MATERIAL FOR THE TASK ::
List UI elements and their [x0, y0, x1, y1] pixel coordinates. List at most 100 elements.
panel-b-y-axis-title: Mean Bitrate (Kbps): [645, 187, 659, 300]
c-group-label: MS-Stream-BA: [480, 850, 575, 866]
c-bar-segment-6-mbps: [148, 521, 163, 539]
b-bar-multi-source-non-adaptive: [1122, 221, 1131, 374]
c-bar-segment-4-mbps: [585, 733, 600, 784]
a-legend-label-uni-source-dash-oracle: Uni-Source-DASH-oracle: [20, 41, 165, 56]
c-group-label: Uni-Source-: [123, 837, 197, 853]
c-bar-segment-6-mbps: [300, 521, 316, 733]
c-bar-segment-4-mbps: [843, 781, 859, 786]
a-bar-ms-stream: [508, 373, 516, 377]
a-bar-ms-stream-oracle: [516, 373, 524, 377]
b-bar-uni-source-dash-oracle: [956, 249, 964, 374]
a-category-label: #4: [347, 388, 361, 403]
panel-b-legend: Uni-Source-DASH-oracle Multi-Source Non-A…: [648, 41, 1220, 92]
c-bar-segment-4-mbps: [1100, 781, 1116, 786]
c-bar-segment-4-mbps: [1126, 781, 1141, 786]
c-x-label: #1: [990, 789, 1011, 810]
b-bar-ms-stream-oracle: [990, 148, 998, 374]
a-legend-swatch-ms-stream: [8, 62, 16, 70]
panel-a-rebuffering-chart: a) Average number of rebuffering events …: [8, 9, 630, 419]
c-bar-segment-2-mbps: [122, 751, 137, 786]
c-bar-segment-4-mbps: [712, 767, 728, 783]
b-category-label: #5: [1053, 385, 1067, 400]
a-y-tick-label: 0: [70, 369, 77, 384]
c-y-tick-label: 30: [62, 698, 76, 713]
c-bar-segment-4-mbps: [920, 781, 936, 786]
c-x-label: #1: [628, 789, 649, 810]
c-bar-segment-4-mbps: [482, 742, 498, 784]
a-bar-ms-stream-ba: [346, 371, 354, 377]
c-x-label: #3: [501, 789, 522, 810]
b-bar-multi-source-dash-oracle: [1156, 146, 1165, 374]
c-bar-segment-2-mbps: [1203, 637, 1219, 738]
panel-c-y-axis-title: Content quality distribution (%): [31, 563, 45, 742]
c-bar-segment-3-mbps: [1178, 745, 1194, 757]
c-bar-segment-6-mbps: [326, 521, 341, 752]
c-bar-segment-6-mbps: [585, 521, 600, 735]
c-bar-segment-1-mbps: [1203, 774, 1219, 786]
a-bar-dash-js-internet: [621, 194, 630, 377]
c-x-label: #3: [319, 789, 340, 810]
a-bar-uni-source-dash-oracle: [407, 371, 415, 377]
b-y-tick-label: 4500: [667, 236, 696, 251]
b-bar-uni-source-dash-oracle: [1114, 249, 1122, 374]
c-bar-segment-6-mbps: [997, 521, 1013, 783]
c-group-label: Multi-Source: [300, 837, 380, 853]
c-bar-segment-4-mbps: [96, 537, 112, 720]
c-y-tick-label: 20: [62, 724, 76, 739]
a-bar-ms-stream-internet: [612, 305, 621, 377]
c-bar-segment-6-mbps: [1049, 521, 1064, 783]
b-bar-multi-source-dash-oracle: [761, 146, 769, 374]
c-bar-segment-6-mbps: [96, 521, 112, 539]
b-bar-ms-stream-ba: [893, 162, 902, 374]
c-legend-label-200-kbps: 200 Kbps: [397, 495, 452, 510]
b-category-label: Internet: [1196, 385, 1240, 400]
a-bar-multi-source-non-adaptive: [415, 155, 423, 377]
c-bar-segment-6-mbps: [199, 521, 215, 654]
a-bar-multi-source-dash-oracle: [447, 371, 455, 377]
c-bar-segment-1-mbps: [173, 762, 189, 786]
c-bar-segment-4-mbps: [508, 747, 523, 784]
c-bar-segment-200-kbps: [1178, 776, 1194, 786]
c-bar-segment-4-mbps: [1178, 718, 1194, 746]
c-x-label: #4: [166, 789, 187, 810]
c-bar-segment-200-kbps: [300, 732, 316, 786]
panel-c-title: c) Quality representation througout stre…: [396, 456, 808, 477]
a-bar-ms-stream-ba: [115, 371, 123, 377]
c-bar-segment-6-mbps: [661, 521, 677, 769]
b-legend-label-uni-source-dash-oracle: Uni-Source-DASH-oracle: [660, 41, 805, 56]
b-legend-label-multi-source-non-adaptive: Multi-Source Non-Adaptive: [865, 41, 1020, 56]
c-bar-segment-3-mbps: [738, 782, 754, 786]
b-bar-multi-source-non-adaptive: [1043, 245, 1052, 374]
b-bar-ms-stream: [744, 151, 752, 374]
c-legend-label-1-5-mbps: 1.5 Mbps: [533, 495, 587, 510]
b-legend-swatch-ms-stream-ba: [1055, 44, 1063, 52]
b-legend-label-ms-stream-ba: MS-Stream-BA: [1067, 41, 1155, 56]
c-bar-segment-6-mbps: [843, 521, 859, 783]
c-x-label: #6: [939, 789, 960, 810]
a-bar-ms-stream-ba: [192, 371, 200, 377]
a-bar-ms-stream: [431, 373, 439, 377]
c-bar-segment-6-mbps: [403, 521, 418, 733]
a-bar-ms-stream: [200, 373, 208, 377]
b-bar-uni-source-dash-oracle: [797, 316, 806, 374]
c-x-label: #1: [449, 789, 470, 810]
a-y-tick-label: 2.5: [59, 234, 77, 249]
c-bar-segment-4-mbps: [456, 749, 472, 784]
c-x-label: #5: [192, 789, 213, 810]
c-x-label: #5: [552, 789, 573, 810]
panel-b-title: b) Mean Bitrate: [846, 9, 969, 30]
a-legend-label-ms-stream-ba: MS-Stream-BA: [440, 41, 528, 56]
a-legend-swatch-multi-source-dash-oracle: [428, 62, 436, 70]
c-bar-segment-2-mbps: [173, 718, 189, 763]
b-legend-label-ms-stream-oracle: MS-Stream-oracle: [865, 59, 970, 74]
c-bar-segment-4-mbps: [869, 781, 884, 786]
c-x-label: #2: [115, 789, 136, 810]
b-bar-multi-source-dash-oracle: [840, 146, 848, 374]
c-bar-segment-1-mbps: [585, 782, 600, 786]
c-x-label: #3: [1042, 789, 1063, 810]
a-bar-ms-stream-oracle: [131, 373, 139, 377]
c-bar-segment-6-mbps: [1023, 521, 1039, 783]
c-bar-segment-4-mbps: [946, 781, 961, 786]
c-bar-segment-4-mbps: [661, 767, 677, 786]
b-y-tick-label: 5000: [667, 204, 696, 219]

EXERCISE INSTRUCTIONS :: Rewrite the items above as a numbered list, from the first line through the line containing "a-legend-swatch-ms-stream: [8, 62, 16, 70]", inclusive, and omit any blank lines.

OUTPUT BELOW ::
1. List UI elements and their [x0, y0, x1, y1] pixel coordinates. List at most 100 elements.
2. panel-b-y-axis-title: Mean Bitrate (Kbps): [645, 187, 659, 300]
3. c-group-label: MS-Stream-BA: [480, 850, 575, 866]
4. c-bar-segment-6-mbps: [148, 521, 163, 539]
5. b-bar-multi-source-non-adaptive: [1122, 221, 1131, 374]
6. c-bar-segment-4-mbps: [585, 733, 600, 784]
7. a-legend-label-uni-source-dash-oracle: Uni-Source-DASH-oracle: [20, 41, 165, 56]
8. c-group-label: Uni-Source-: [123, 837, 197, 853]
9. c-bar-segment-6-mbps: [300, 521, 316, 733]
10. c-bar-segment-4-mbps: [843, 781, 859, 786]
11. a-bar-ms-stream: [508, 373, 516, 377]
12. a-bar-ms-stream-oracle: [516, 373, 524, 377]
13. b-bar-uni-source-dash-oracle: [956, 249, 964, 374]
14. a-category-label: #4: [347, 388, 361, 403]
15. panel-b-legend: Uni-Source-DASH-oracle Multi-Source Non-A…: [648, 41, 1220, 92]
16. c-bar-segment-4-mbps: [1100, 781, 1116, 786]
17. c-bar-segment-4-mbps: [1126, 781, 1141, 786]
18. c-x-label: #1: [990, 789, 1011, 810]
19. b-bar-ms-stream-oracle: [990, 148, 998, 374]
20. a-legend-swatch-ms-stream: [8, 62, 16, 70]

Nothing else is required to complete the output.